** Start DATA TO USE **

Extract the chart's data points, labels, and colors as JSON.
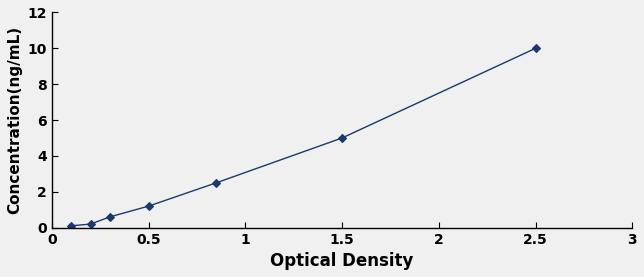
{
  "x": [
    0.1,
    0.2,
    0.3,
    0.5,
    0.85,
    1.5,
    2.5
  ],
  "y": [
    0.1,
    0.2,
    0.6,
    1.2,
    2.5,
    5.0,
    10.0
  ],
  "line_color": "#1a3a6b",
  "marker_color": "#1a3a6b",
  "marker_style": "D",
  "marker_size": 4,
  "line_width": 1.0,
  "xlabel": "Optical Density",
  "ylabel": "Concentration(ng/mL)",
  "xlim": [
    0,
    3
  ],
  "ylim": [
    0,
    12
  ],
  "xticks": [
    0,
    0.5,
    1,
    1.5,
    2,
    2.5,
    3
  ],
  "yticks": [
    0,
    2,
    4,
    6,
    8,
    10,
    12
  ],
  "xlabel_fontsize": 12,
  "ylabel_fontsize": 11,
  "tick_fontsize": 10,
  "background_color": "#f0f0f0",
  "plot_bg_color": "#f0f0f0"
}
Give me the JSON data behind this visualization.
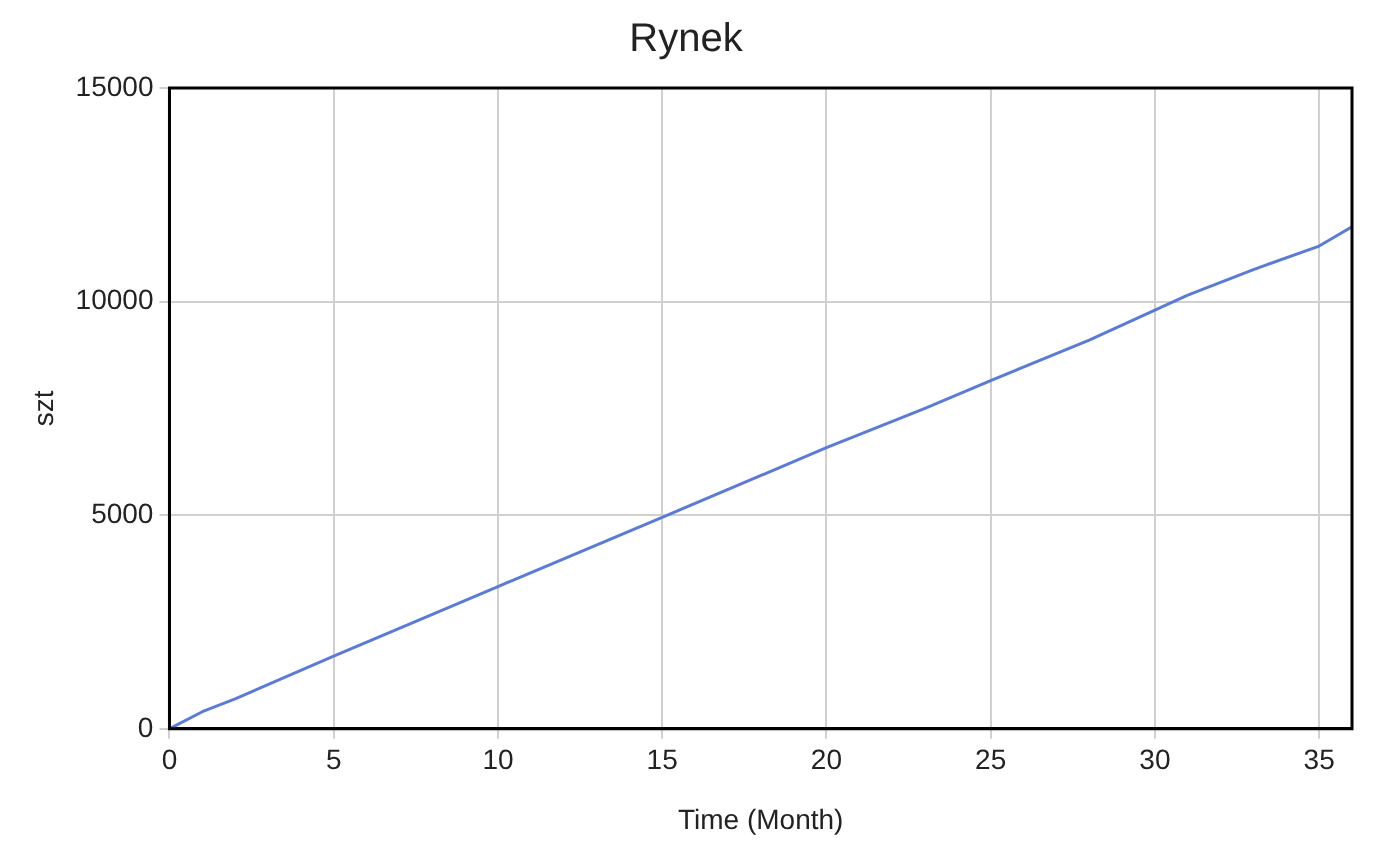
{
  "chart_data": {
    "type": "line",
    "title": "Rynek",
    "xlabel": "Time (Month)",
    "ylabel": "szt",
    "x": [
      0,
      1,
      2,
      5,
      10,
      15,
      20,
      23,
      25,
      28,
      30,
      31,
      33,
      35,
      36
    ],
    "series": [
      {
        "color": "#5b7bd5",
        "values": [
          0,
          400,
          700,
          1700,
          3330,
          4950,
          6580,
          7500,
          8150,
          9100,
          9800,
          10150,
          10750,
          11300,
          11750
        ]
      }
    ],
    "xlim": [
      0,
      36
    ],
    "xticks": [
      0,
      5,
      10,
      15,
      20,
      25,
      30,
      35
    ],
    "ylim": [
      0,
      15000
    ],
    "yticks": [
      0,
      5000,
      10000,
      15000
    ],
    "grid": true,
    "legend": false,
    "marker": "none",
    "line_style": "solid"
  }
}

** End DATA TO USE **

## PROBLEM:
Output only the lines from the line that contains "Give me the" through the end of the material, both ends included, and skip every picture.

## RESULT OF THE EXERCISE:
Give me the JSON data behind this visualization.
{
  "chart_data": {
    "type": "line",
    "title": "Rynek",
    "xlabel": "Time (Month)",
    "ylabel": "szt",
    "x": [
      0,
      1,
      2,
      5,
      10,
      15,
      20,
      23,
      25,
      28,
      30,
      31,
      33,
      35,
      36
    ],
    "series": [
      {
        "color": "#5b7bd5",
        "values": [
          0,
          400,
          700,
          1700,
          3330,
          4950,
          6580,
          7500,
          8150,
          9100,
          9800,
          10150,
          10750,
          11300,
          11750
        ]
      }
    ],
    "xlim": [
      0,
      36
    ],
    "xticks": [
      0,
      5,
      10,
      15,
      20,
      25,
      30,
      35
    ],
    "ylim": [
      0,
      15000
    ],
    "yticks": [
      0,
      5000,
      10000,
      15000
    ],
    "grid": true,
    "legend": false,
    "marker": "none",
    "line_style": "solid"
  }
}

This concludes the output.